→ Work required
Scan the data beneath this task and copy each line that includes "text".

Dataset excerpt:
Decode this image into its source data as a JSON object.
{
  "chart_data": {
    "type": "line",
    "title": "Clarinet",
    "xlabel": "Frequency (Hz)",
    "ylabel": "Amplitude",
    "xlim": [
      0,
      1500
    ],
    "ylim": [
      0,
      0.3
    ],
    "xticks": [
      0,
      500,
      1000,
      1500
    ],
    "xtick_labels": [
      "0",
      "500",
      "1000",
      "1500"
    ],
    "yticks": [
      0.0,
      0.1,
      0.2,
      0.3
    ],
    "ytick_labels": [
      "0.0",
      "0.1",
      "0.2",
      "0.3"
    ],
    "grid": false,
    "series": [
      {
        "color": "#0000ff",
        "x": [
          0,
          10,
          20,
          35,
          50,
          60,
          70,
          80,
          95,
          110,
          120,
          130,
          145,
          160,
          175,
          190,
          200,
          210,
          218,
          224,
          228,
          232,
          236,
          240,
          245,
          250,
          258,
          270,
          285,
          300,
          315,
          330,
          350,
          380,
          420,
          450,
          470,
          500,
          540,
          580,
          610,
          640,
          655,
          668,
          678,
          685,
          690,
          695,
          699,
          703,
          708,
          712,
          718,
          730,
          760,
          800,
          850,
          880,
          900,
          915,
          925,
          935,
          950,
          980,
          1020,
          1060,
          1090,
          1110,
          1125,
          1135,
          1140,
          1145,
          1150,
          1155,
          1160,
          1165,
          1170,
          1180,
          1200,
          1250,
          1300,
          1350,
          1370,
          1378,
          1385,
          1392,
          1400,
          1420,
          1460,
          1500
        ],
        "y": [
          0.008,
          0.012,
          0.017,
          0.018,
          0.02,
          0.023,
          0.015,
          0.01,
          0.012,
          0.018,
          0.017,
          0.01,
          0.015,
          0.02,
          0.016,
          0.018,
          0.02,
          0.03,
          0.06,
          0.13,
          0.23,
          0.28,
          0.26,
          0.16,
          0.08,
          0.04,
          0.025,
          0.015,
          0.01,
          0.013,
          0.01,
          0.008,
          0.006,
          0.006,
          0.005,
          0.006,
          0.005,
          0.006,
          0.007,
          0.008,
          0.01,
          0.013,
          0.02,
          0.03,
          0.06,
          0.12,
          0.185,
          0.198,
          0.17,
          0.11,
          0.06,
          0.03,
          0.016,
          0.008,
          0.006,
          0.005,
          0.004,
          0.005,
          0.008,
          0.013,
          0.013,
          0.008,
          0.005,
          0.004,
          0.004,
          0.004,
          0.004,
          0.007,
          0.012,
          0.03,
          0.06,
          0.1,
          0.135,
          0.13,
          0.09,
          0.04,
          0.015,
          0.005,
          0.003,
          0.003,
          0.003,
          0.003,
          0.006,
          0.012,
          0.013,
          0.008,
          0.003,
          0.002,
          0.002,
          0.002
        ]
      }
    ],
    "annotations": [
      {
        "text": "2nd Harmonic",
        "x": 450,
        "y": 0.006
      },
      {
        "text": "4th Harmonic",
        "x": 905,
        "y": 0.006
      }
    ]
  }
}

→ Answer to this task
        "text": "2nd Harmonic",
        "text": "4th Harmonic",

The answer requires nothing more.